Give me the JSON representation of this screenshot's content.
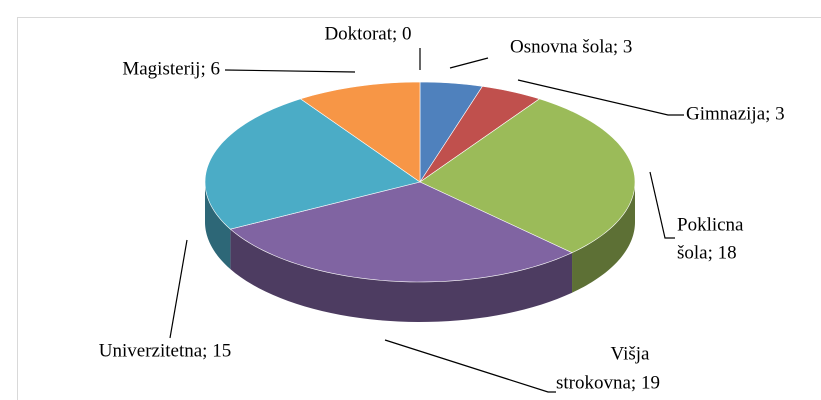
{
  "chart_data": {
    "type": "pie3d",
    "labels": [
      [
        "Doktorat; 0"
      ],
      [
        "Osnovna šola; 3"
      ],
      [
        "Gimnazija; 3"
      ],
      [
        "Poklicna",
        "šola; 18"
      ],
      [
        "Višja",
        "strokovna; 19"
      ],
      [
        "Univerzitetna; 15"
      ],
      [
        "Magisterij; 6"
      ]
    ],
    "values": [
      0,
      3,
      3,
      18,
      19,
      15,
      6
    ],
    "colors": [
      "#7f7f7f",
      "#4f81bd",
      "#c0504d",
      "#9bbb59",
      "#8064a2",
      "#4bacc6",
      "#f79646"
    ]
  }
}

...

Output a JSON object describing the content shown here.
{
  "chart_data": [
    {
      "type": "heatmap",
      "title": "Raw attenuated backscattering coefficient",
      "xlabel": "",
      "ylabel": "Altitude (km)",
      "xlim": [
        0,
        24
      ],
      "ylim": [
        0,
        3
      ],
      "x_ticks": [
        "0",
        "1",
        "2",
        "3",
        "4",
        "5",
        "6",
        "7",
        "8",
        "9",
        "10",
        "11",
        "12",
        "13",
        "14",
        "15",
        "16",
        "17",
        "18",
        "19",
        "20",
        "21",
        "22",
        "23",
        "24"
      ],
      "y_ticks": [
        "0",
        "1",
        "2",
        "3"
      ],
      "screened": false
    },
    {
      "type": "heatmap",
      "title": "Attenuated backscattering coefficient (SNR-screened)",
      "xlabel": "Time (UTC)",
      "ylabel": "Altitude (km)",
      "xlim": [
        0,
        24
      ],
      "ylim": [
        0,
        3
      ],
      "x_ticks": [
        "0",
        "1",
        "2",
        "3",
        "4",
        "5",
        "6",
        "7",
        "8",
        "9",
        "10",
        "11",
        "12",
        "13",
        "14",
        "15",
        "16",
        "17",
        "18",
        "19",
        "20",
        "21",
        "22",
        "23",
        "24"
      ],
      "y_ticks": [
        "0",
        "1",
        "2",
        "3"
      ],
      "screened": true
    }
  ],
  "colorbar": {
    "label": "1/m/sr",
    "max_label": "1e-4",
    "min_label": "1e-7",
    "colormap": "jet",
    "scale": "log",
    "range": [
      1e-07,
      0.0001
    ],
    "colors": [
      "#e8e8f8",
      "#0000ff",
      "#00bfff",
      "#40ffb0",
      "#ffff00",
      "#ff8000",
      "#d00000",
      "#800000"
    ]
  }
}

• DESCRIPTION OF THE TASK:
Filter for "JSON". Return all lines that hold it.

• SOLUTION FOR THIS EXERCISE:
Give me the JSON representation of this screenshot's content.
Output a JSON object describing the content shown here.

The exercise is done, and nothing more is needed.